91年サンダンス・フィルムフェスティバル、ドラマ部門グランプリ受賞作。

ジュネの「薔薇の奇跡」を原作にした《ホモ》
父親を射殺し自殺した少年の擬似ドキュメンタリー《ヒーロー》
科学者の悲劇を昔のB級映画風に撮った《ホラー》の三部構成。
スタイルが全く違う3作が、交互に入り乱れるので、息をつかせない。

トッド・ヘインズ監督の映画の中で、一番好き。
長編デビューのせいか、とても尖がってる。

《ホラー》は、性衝動の秘密を解き明かそうとした科学者が、
自分の作った薬を誤って飲んでしまい、病気を撒き散らす殺人犯として世間から抹殺されてしまう・・・という話。
恐らくエイズをメタファーにしている。

《ホモ》は、いうまでもなく、ジュネ原作なので、同性愛が主題なのだけど、
ポルノすれすれ・・・というか、殆ど、ポルノなので、初めて観た時は衝撃的だった。
アメリカでも公開当時には、男性同士のレイプシーンが大論争を巻き起こしたらしい。

▸ コレクションからの記録
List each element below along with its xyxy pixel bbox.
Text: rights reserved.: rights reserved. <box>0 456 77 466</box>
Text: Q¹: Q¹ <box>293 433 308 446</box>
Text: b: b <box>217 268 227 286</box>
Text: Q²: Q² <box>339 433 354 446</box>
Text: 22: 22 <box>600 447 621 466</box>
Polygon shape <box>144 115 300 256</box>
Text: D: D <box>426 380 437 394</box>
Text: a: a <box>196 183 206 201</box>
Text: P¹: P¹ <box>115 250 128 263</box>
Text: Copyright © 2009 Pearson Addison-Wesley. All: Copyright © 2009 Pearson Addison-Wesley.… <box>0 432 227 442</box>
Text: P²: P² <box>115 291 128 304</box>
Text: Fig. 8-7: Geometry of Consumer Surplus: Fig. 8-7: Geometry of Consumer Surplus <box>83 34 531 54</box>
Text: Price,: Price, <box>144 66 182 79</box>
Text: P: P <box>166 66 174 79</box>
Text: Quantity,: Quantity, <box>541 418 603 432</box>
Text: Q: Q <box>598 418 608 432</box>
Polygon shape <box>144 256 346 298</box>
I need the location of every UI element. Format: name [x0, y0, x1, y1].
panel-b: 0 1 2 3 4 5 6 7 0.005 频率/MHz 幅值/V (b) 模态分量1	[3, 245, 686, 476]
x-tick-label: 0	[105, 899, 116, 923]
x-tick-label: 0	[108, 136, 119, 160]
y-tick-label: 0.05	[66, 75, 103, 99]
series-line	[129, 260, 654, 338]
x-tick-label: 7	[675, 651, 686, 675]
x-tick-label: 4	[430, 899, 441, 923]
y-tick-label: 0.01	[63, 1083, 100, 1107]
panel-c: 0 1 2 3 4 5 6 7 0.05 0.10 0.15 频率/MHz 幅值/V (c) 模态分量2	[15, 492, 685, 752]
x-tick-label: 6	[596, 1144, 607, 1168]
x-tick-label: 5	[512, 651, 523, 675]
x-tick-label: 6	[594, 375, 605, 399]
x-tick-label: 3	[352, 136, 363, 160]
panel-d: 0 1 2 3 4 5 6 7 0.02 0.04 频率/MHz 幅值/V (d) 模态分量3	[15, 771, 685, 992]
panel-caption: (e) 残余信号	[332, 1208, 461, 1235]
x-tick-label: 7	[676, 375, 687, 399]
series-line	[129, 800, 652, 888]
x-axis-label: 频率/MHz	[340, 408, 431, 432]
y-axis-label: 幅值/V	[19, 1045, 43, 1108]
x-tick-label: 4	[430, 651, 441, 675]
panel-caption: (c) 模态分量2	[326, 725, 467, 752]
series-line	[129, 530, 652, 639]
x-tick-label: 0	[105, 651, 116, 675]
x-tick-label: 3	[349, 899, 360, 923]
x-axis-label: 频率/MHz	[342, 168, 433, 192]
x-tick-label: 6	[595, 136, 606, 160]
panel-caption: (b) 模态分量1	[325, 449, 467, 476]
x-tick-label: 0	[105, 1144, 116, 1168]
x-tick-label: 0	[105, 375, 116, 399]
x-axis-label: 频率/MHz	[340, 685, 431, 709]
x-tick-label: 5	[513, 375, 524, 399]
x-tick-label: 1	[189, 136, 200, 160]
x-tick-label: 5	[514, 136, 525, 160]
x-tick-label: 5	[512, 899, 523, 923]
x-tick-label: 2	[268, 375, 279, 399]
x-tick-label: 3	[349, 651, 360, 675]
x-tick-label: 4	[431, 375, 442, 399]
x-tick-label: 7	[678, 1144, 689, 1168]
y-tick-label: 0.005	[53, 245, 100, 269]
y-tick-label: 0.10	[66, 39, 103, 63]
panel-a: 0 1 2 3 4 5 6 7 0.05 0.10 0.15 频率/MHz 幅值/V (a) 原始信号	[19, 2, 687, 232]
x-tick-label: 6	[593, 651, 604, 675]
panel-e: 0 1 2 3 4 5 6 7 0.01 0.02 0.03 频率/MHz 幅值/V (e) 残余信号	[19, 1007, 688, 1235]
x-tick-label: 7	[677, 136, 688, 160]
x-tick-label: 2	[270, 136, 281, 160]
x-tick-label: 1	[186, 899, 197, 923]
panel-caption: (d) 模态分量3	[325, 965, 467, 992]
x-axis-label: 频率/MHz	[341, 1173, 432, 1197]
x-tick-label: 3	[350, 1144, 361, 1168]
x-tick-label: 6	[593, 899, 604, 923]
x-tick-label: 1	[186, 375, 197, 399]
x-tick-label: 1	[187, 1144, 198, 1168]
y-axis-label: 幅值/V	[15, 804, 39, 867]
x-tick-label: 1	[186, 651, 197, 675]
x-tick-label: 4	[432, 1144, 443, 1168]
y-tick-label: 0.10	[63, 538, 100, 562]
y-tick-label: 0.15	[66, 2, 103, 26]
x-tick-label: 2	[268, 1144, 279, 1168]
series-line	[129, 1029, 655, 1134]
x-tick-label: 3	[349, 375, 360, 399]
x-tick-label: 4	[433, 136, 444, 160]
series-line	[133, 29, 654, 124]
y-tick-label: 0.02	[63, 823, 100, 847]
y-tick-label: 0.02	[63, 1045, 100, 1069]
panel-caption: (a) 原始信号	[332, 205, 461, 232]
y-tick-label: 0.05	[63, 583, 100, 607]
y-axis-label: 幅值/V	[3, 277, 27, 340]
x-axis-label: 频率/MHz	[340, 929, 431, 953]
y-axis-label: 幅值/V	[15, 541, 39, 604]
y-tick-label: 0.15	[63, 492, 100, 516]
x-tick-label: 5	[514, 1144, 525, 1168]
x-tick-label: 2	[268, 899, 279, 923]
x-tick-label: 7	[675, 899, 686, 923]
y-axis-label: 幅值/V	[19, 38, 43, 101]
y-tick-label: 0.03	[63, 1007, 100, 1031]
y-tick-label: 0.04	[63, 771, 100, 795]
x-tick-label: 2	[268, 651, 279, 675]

▸ 課題の内容
[A] 映画評のうち、「ジュネの「薔薇の奇跡」を原作にした《ホモ》」を含む言葉で始まり「長編デビューのせいか、とても尖がってる。」で終わる部分を、「科学者」を「研究者」に置き換えて書き直すこと。
[B] トッド・ヘインズ監督作を扱った映画評の続きを、最後の文の後から書いてください。

▸ 順番どおりの結果
[A]
ジュネの「薔薇の奇跡」を原作にした《ホモ》
父親を射殺し自殺した少年の擬似ドキュメンタリー《ヒーロー》
研究者の悲劇を昔のB級映画風に撮った《ホラー》の三部構成。
スタイルが全く違う3作が、交互に入り乱れるので、息をつかせない。

トッド・ヘインズ監督の映画の中で、一番好き。
長編デビューのせいか、とても尖がってる。

[B]
《ヒーロー》は、TVのドキュメンタリーのような手法で、
浮気な母親を庇い、母をとがめた父親を射殺し、窓から身を投げて自殺した7歳の少年を描いている。
母親は、自分の浮気が原因で、夫と息子の両方を失った自責の念(?)からか、
少年が自殺したことを認められず、
息子は窓から身を投げて、天に昇って天使になったと証言する。

「ポイズン」の3つの物語は、どれも世の中のはみだし者かスケープゴートだ。
社会の規範から外れた者が受ける裁きと、それをとりまく不寛容を描いている。
そういえば、トッド・ヘインズはゲイをカミングアウトしてるせいか、
はみだし者に向けられる世間の不寛容を主題にした映画ばかり撮っている。

不寛容といえば、個人レベルで解決できるものもあれば、
宗教・人種民族・性など、根深いものを源泉とするものまで色々ある。
解決が不可能なら、玉虫色でもいいから穏便にすませ、敢えて話題にしない日本と違って、
「中絶」が政治論争になるアメリカでは、根深い不寛容が日常的に露わだから、
トッド・ヘインズのようなタイプの監督が出現したのかも。